▶ [TASK OBJECTIVE]:
Extract the full set of records that follows, word for word.

▶ [Stored data entries]:
+---+
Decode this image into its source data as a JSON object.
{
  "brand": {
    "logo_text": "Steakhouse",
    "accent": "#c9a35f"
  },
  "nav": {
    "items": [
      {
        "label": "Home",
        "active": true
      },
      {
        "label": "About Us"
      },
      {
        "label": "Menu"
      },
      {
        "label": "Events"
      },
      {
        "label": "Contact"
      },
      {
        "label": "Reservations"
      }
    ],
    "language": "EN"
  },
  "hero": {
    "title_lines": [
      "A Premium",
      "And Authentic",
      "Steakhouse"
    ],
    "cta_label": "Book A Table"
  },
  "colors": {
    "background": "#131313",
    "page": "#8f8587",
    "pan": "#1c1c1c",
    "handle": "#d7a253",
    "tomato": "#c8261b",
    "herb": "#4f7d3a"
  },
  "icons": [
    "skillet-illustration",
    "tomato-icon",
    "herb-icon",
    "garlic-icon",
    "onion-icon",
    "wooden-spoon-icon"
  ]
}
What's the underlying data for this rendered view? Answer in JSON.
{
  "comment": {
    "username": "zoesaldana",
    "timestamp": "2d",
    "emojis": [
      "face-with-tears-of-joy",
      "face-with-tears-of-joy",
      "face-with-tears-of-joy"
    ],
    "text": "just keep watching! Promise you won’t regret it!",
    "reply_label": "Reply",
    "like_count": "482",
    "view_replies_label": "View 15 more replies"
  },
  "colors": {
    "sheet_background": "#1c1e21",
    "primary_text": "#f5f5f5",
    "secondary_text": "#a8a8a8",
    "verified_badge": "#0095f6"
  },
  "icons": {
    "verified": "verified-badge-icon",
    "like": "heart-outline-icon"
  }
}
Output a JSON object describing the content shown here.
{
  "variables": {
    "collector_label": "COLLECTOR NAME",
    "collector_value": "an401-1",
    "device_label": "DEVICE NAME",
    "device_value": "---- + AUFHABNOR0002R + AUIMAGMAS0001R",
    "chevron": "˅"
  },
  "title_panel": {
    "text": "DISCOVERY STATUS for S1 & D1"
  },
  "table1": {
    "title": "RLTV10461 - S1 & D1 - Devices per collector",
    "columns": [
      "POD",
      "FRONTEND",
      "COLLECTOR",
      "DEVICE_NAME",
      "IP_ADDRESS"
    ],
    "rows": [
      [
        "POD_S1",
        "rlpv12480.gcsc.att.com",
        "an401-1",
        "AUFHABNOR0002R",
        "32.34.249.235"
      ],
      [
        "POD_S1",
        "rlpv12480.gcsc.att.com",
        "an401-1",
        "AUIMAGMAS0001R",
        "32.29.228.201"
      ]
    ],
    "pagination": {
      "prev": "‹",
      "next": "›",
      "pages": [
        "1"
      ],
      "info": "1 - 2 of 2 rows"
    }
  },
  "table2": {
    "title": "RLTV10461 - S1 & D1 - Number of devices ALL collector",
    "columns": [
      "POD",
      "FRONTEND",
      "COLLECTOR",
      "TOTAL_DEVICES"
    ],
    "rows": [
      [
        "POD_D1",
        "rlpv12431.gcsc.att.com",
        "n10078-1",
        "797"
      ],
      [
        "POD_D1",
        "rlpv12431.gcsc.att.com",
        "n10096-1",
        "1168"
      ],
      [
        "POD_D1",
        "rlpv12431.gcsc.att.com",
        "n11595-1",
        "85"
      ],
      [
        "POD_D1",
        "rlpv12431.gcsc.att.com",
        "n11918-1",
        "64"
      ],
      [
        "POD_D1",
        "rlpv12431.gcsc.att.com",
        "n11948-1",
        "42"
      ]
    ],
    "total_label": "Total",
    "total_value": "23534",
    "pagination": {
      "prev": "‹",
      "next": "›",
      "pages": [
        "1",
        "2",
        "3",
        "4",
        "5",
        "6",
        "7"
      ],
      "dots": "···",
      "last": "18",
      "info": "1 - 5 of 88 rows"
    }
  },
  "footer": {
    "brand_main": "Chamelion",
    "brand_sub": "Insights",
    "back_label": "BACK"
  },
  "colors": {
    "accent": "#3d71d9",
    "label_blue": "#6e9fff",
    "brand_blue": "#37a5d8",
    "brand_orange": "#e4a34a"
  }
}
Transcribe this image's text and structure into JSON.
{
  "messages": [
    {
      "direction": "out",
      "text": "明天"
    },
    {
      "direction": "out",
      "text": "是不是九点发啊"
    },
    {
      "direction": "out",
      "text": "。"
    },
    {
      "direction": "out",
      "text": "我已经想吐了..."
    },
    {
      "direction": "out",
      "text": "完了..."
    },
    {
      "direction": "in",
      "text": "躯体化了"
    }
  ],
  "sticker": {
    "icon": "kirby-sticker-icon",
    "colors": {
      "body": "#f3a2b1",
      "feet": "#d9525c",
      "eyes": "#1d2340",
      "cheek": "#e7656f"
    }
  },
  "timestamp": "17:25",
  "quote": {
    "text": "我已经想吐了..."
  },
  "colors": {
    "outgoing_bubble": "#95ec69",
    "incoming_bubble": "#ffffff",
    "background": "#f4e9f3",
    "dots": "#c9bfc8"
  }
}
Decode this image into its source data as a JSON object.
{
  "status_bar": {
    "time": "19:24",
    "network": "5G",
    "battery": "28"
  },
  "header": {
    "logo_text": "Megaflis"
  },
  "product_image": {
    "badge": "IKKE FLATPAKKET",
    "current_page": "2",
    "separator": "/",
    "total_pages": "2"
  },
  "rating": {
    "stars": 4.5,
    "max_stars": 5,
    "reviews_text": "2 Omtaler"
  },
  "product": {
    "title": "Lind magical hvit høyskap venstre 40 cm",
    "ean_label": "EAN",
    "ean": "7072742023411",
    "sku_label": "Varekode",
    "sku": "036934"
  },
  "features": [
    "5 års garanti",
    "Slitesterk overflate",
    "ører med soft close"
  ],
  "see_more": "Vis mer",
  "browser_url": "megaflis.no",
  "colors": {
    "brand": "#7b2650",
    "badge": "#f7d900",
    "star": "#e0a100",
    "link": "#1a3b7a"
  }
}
+---+
▶ [TASK OUTPUT]:
Decode this image into its source data as a JSON object.
{
  "brand": {
    "logo_text": "Steakhouse",
    "accent": "#c9a35f"
  },
  "nav": {
    "items": [
      {
        "label": "Home",
        "active": true
      },
      {
        "label": "About Us"
      },
      {
        "label": "Menu"
      },
      {
        "label": "Events"
      },
      {
        "label": "Contact"
      },
      {
        "label": "Reservations"
      }
    ],
    "language": "EN"
  },
  "hero": {
    "title_lines": [
      "A Premium",
      "And Authentic",
      "Steakhouse"
    ],
    "cta_label": "Book A Table"
  },
  "colors": {
    "background": "#131313",
    "page": "#8f8587",
    "pan": "#1c1c1c",
    "handle": "#d7a253",
    "tomato": "#c8261b",
    "herb": "#4f7d3a"
  },
  "icons": [
    "skillet-illustration",
    "tomato-icon",
    "herb-icon",
    "garlic-icon",
    "onion-icon",
    "wooden-spoon-icon"
  ]
}
What's the underlying data for this rendered view? Answer in JSON.
{
  "comment": {
    "username": "zoesaldana",
    "timestamp": "2d",
    "emojis": [
      "face-with-tears-of-joy",
      "face-with-tears-of-joy",
      "face-with-tears-of-joy"
    ],
    "text": "just keep watching! Promise you won’t regret it!",
    "reply_label": "Reply",
    "like_count": "482",
    "view_replies_label": "View 15 more replies"
  },
  "colors": {
    "sheet_background": "#1c1e21",
    "primary_text": "#f5f5f5",
    "secondary_text": "#a8a8a8",
    "verified_badge": "#0095f6"
  },
  "icons": {
    "verified": "verified-badge-icon",
    "like": "heart-outline-icon"
  }
}
Output a JSON object describing the content shown here.
{
  "variables": {
    "collector_label": "COLLECTOR NAME",
    "collector_value": "an401-1",
    "device_label": "DEVICE NAME",
    "device_value": "---- + AUFHABNOR0002R + AUIMAGMAS0001R",
    "chevron": "˅"
  },
  "title_panel": {
    "text": "DISCOVERY STATUS for S1 & D1"
  },
  "table1": {
    "title": "RLTV10461 - S1 & D1 - Devices per collector",
    "columns": [
      "POD",
      "FRONTEND",
      "COLLECTOR",
      "DEVICE_NAME",
      "IP_ADDRESS"
    ],
    "rows": [
      [
        "POD_S1",
        "rlpv12480.gcsc.att.com",
        "an401-1",
        "AUFHABNOR0002R",
        "32.34.249.235"
      ],
      [
        "POD_S1",
        "rlpv12480.gcsc.att.com",
        "an401-1",
        "AUIMAGMAS0001R",
        "32.29.228.201"
      ]
    ],
    "pagination": {
      "prev": "‹",
      "next": "›",
      "pages": [
        "1"
      ],
      "info": "1 - 2 of 2 rows"
    }
  },
  "table2": {
    "title": "RLTV10461 - S1 & D1 - Number of devices ALL collector",
    "columns": [
      "POD",
      "FRONTEND",
      "COLLECTOR",
      "TOTAL_DEVICES"
    ],
    "rows": [
      [
        "POD_D1",
        "rlpv12431.gcsc.att.com",
        "n10078-1",
        "797"
      ],
      [
        "POD_D1",
        "rlpv12431.gcsc.att.com",
        "n10096-1",
        "1168"
      ],
      [
        "POD_D1",
        "rlpv12431.gcsc.att.com",
        "n11595-1",
        "85"
      ],
      [
        "POD_D1",
        "rlpv12431.gcsc.att.com",
        "n11918-1",
        "64"
      ],
      [
        "POD_D1",
        "rlpv12431.gcsc.att.com",
        "n11948-1",
        "42"
      ]
    ],
    "total_label": "Total",
    "total_value": "23534",
    "pagination": {
      "prev": "‹",
      "next": "›",
      "pages": [
        "1",
        "2",
        "3",
        "4",
        "5",
        "6",
        "7"
      ],
      "dots": "···",
      "last": "18",
      "info": "1 - 5 of 88 rows"
    }
  },
  "footer": {
    "brand_main": "Chamelion",
    "brand_sub": "Insights",
    "back_label": "BACK"
  },
  "colors": {
    "accent": "#3d71d9",
    "label_blue": "#6e9fff",
    "brand_blue": "#37a5d8",
    "brand_orange": "#e4a34a"
  }
}
Transcribe this image's text and structure into JSON.
{
  "messages": [
    {
      "direction": "out",
      "text": "明天"
    },
    {
      "direction": "out",
      "text": "是不是九点发啊"
    },
    {
      "direction": "out",
      "text": "。"
    },
    {
      "direction": "out",
      "text": "我已经想吐了..."
    },
    {
      "direction": "out",
      "text": "完了..."
    },
    {
      "direction": "in",
      "text": "躯体化了"
    }
  ],
  "sticker": {
    "icon": "kirby-sticker-icon",
    "colors": {
      "body": "#f3a2b1",
      "feet": "#d9525c",
      "eyes": "#1d2340",
      "cheek": "#e7656f"
    }
  },
  "timestamp": "17:25",
  "quote": {
    "text": "我已经想吐了..."
  },
  "colors": {
    "outgoing_bubble": "#95ec69",
    "incoming_bubble": "#ffffff",
    "background": "#f4e9f3",
    "dots": "#c9bfc8"
  }
}
Decode this image into its source data as a JSON object.
{
  "status_bar": {
    "time": "19:24",
    "network": "5G",
    "battery": "28"
  },
  "header": {
    "logo_text": "Megaflis"
  },
  "product_image": {
    "badge": "IKKE FLATPAKKET",
    "current_page": "2",
    "separator": "/",
    "total_pages": "2"
  },
  "rating": {
    "stars": 4.5,
    "max_stars": 5,
    "reviews_text": "2 Omtaler"
  },
  "product": {
    "title": "Lind magical hvit høyskap venstre 40 cm",
    "ean_label": "EAN",
    "ean": "7072742023411",
    "sku_label": "Varekode",
    "sku": "036934"
  },
  "features": [
    "5 års garanti",
    "Slitesterk overflate",
    "ører med soft close"
  ],
  "see_more": "Vis mer",
  "browser_url": "megaflis.no",
  "colors": {
    "brand": "#7b2650",
    "badge": "#f7d900",
    "star": "#e0a100",
    "link": "#1a3b7a"
  }
}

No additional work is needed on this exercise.